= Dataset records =

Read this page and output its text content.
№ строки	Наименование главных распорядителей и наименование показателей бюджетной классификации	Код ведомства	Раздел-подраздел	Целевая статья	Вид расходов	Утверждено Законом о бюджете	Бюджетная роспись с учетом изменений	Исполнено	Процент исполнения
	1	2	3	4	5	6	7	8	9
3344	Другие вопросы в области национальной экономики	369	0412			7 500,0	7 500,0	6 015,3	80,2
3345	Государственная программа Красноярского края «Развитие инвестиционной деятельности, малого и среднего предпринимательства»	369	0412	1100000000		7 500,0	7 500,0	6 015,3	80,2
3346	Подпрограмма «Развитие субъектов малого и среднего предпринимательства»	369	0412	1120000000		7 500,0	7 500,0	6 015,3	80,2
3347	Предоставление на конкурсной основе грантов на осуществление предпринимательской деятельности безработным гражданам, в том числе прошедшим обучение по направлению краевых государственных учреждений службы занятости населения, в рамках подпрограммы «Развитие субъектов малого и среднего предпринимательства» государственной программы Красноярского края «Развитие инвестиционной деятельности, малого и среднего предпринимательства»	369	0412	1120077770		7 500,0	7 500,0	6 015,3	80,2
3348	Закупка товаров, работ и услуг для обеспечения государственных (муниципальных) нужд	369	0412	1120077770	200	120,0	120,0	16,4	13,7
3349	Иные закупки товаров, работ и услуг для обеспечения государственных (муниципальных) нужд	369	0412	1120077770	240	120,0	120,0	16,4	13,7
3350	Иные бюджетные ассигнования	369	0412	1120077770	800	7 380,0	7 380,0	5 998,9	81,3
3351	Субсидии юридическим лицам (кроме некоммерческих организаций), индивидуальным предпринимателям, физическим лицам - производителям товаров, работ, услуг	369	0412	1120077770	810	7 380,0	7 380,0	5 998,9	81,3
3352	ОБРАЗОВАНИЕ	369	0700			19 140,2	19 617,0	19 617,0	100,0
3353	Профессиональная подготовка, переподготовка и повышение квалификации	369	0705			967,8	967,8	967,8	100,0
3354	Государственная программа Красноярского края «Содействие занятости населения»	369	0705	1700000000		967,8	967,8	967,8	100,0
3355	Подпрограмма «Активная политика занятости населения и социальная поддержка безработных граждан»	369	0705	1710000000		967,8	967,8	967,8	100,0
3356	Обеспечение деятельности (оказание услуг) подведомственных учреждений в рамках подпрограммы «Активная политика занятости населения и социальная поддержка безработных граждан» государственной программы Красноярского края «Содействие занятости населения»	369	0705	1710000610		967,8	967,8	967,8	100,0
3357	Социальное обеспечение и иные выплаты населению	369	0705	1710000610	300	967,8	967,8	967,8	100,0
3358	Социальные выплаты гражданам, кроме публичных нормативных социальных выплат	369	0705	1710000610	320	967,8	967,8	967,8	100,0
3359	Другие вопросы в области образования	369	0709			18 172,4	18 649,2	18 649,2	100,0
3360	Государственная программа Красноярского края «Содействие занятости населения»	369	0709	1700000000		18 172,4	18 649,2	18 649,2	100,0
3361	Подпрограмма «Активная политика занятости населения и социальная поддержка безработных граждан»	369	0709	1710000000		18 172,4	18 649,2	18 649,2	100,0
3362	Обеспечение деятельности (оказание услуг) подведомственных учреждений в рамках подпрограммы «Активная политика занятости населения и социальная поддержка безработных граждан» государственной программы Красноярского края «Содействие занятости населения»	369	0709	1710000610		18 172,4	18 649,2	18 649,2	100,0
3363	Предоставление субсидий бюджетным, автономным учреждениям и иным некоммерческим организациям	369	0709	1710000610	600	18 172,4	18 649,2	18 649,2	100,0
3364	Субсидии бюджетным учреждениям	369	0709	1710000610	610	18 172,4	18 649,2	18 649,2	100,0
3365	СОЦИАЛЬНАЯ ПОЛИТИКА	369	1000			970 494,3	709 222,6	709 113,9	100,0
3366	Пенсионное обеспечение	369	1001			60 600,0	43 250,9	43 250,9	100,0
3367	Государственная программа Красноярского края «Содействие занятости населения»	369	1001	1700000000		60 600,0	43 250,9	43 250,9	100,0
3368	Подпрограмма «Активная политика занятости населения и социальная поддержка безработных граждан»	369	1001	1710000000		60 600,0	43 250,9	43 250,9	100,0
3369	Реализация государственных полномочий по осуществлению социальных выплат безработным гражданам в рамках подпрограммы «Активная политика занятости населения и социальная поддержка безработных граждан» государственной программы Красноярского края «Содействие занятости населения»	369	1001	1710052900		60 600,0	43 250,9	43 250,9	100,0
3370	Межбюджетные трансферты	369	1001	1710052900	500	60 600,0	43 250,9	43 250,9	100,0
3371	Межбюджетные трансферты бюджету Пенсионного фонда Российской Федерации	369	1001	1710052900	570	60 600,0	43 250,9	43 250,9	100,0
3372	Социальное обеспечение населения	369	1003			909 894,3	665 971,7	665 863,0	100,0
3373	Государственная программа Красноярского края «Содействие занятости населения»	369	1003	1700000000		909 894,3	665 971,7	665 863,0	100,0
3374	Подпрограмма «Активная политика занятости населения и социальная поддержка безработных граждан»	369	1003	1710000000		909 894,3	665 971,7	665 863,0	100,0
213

= GIVEN INSTRUCTION =
How many lines of these entries hold the string "бюджетным"? Answer with the number alone.

= THE ANSWER =
2